◆ **Your objective**
Write out the records below word for word, please.

--- START OF Data shown ---

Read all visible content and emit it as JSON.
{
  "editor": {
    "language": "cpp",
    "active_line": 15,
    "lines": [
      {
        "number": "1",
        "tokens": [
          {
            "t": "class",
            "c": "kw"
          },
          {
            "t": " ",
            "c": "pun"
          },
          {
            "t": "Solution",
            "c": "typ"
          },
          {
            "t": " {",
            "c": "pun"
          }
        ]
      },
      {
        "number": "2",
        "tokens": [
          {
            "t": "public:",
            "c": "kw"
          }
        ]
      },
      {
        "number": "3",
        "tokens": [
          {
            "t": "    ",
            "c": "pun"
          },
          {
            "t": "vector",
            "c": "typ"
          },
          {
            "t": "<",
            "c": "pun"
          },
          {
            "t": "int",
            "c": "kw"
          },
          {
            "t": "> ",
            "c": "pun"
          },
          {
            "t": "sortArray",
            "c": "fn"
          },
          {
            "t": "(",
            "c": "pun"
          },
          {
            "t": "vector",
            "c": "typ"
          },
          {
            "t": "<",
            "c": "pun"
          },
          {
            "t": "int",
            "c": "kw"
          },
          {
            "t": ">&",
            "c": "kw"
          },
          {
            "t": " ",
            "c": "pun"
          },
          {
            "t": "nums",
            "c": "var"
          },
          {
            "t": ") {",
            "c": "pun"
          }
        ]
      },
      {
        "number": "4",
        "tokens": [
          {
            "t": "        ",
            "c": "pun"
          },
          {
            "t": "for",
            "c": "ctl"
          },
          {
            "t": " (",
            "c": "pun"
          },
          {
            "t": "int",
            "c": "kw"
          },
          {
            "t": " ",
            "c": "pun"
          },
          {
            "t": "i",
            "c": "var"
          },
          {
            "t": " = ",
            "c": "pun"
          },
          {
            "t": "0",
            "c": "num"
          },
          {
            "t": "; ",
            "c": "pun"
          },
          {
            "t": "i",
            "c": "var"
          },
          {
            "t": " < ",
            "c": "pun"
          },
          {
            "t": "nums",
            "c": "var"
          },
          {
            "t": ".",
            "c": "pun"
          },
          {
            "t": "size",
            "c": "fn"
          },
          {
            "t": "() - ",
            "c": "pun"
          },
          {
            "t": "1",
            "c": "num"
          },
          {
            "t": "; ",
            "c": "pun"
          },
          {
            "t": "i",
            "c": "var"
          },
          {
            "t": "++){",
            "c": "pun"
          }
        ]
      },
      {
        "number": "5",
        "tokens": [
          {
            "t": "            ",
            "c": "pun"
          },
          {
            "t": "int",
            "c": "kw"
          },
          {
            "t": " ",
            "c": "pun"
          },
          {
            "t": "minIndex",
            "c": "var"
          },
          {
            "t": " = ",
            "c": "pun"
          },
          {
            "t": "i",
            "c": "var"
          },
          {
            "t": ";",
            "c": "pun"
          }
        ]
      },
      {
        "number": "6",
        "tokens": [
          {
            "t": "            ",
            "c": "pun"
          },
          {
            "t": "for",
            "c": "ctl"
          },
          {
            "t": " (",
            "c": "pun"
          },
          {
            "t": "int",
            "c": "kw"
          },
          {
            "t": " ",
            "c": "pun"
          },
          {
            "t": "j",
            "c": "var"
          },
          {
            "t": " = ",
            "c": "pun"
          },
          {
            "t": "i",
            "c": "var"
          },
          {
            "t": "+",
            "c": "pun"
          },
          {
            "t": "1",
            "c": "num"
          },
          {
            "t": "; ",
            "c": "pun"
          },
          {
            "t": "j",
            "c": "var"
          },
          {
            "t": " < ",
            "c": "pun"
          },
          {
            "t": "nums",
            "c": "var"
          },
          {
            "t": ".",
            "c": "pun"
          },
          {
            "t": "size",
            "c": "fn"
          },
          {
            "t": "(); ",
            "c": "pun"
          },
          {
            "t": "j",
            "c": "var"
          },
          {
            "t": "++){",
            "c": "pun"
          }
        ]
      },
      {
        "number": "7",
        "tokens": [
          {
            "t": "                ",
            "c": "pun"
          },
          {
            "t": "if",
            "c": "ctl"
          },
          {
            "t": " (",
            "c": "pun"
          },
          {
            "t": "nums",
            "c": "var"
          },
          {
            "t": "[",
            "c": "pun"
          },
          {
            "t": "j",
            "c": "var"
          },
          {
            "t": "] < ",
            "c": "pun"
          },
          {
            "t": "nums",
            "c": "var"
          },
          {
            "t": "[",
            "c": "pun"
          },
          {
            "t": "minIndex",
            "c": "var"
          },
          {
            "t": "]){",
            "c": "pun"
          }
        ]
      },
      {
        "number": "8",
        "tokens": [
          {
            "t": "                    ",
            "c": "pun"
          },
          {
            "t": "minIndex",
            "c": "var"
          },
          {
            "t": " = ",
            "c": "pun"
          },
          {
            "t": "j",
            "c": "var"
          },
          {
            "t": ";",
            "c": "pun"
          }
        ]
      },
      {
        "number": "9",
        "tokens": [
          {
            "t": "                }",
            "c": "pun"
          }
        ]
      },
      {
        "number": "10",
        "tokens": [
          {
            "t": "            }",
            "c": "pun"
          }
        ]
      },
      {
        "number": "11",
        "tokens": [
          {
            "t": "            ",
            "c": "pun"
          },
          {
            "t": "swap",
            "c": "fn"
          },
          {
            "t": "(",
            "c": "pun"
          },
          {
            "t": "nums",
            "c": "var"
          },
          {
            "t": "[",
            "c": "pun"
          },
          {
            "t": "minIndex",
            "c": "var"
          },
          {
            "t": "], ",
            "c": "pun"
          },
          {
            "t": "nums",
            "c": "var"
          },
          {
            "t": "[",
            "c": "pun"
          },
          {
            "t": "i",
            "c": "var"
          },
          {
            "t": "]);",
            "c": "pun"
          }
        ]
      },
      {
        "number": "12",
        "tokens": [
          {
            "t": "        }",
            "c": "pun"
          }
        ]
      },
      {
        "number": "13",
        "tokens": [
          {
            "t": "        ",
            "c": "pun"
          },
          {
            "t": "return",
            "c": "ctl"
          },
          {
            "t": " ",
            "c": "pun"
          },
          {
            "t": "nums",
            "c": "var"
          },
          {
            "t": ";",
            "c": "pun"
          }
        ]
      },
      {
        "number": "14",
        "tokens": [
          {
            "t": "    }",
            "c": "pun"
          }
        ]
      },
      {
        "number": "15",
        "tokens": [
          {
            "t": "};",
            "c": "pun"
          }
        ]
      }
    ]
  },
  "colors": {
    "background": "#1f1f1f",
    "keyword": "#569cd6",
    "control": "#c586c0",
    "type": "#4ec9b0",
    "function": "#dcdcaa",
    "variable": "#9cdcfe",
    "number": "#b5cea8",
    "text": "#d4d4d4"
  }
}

--- END OF Data shown ---

◆ **Correct answer**
Read all visible content and emit it as JSON.
{
  "editor": {
    "language": "cpp",
    "active_line": 15,
    "lines": [
      {
        "number": "1",
        "tokens": [
          {
            "t": "class",
            "c": "kw"
          },
          {
            "t": " ",
            "c": "pun"
          },
          {
            "t": "Solution",
            "c": "typ"
          },
          {
            "t": " {",
            "c": "pun"
          }
        ]
      },
      {
        "number": "2",
        "tokens": [
          {
            "t": "public:",
            "c": "kw"
          }
        ]
      },
      {
        "number": "3",
        "tokens": [
          {
            "t": "    ",
            "c": "pun"
          },
          {
            "t": "vector",
            "c": "typ"
          },
          {
            "t": "<",
            "c": "pun"
          },
          {
            "t": "int",
            "c": "kw"
          },
          {
            "t": "> ",
            "c": "pun"
          },
          {
            "t": "sortArray",
            "c": "fn"
          },
          {
            "t": "(",
            "c": "pun"
          },
          {
            "t": "vector",
            "c": "typ"
          },
          {
            "t": "<",
            "c": "pun"
          },
          {
            "t": "int",
            "c": "kw"
          },
          {
            "t": ">&",
            "c": "kw"
          },
          {
            "t": " ",
            "c": "pun"
          },
          {
            "t": "nums",
            "c": "var"
          },
          {
            "t": ") {",
            "c": "pun"
          }
        ]
      },
      {
        "number": "4",
        "tokens": [
          {
            "t": "        ",
            "c": "pun"
          },
          {
            "t": "for",
            "c": "ctl"
          },
          {
            "t": " (",
            "c": "pun"
          },
          {
            "t": "int",
            "c": "kw"
          },
          {
            "t": " ",
            "c": "pun"
          },
          {
            "t": "i",
            "c": "var"
          },
          {
            "t": " = ",
            "c": "pun"
          },
          {
            "t": "0",
            "c": "num"
          },
          {
            "t": "; ",
            "c": "pun"
          },
          {
            "t": "i",
            "c": "var"
          },
          {
            "t": " < ",
            "c": "pun"
          },
          {
            "t": "nums",
            "c": "var"
          },
          {
            "t": ".",
            "c": "pun"
          },
          {
            "t": "size",
            "c": "fn"
          },
          {
            "t": "() - ",
            "c": "pun"
          },
          {
            "t": "1",
            "c": "num"
          },
          {
            "t": "; ",
            "c": "pun"
          },
          {
            "t": "i",
            "c": "var"
          },
          {
            "t": "++){",
            "c": "pun"
          }
        ]
      },
      {
        "number": "5",
        "tokens": [
          {
            "t": "            ",
            "c": "pun"
          },
          {
            "t": "int",
            "c": "kw"
          },
          {
            "t": " ",
            "c": "pun"
          },
          {
            "t": "minIndex",
            "c": "var"
          },
          {
            "t": " = ",
            "c": "pun"
          },
          {
            "t": "i",
            "c": "var"
          },
          {
            "t": ";",
            "c": "pun"
          }
        ]
      },
      {
        "number": "6",
        "tokens": [
          {
            "t": "            ",
            "c": "pun"
          },
          {
            "t": "for",
            "c": "ctl"
          },
          {
            "t": " (",
            "c": "pun"
          },
          {
            "t": "int",
            "c": "kw"
          },
          {
            "t": " ",
            "c": "pun"
          },
          {
            "t": "j",
            "c": "var"
          },
          {
            "t": " = ",
            "c": "pun"
          },
          {
            "t": "i",
            "c": "var"
          },
          {
            "t": "+",
            "c": "pun"
          },
          {
            "t": "1",
            "c": "num"
          },
          {
            "t": "; ",
            "c": "pun"
          },
          {
            "t": "j",
            "c": "var"
          },
          {
            "t": " < ",
            "c": "pun"
          },
          {
            "t": "nums",
            "c": "var"
          },
          {
            "t": ".",
            "c": "pun"
          },
          {
            "t": "size",
            "c": "fn"
          },
          {
            "t": "(); ",
            "c": "pun"
          },
          {
            "t": "j",
            "c": "var"
          },
          {
            "t": "++){",
            "c": "pun"
          }
        ]
      },
      {
        "number": "7",
        "tokens": [
          {
            "t": "                ",
            "c": "pun"
          },
          {
            "t": "if",
            "c": "ctl"
          },
          {
            "t": " (",
            "c": "pun"
          },
          {
            "t": "nums",
            "c": "var"
          },
          {
            "t": "[",
            "c": "pun"
          },
          {
            "t": "j",
            "c": "var"
          },
          {
            "t": "] < ",
            "c": "pun"
          },
          {
            "t": "nums",
            "c": "var"
          },
          {
            "t": "[",
            "c": "pun"
          },
          {
            "t": "minIndex",
            "c": "var"
          },
          {
            "t": "]){",
            "c": "pun"
          }
        ]
      },
      {
        "number": "8",
        "tokens": [
          {
            "t": "                    ",
            "c": "pun"
          },
          {
            "t": "minIndex",
            "c": "var"
          },
          {
            "t": " = ",
            "c": "pun"
          },
          {
            "t": "j",
            "c": "var"
          },
          {
            "t": ";",
            "c": "pun"
          }
        ]
      },
      {
        "number": "9",
        "tokens": [
          {
            "t": "                }",
            "c": "pun"
          }
        ]
      },
      {
        "number": "10",
        "tokens": [
          {
            "t": "            }",
            "c": "pun"
          }
        ]
      },
      {
        "number": "11",
        "tokens": [
          {
            "t": "            ",
            "c": "pun"
          },
          {
            "t": "swap",
            "c": "fn"
          },
          {
            "t": "(",
            "c": "pun"
          },
          {
            "t": "nums",
            "c": "var"
          },
          {
            "t": "[",
            "c": "pun"
          },
          {
            "t": "minIndex",
            "c": "var"
          },
          {
            "t": "], ",
            "c": "pun"
          },
          {
            "t": "nums",
            "c": "var"
          },
          {
            "t": "[",
            "c": "pun"
          },
          {
            "t": "i",
            "c": "var"
          },
          {
            "t": "]);",
            "c": "pun"
          }
        ]
      },
      {
        "number": "12",
        "tokens": [
          {
            "t": "        }",
            "c": "pun"
          }
        ]
      },
      {
        "number": "13",
        "tokens": [
          {
            "t": "        ",
            "c": "pun"
          },
          {
            "t": "return",
            "c": "ctl"
          },
          {
            "t": " ",
            "c": "pun"
          },
          {
            "t": "nums",
            "c": "var"
          },
          {
            "t": ";",
            "c": "pun"
          }
        ]
      },
      {
        "number": "14",
        "tokens": [
          {
            "t": "    }",
            "c": "pun"
          }
        ]
      },
      {
        "number": "15",
        "tokens": [
          {
            "t": "};",
            "c": "pun"
          }
        ]
      }
    ]
  },
  "colors": {
    "background": "#1f1f1f",
    "keyword": "#569cd6",
    "control": "#c586c0",
    "type": "#4ec9b0",
    "function": "#dcdcaa",
    "variable": "#9cdcfe",
    "number": "#b5cea8",
    "text": "#d4d4d4"
  }
}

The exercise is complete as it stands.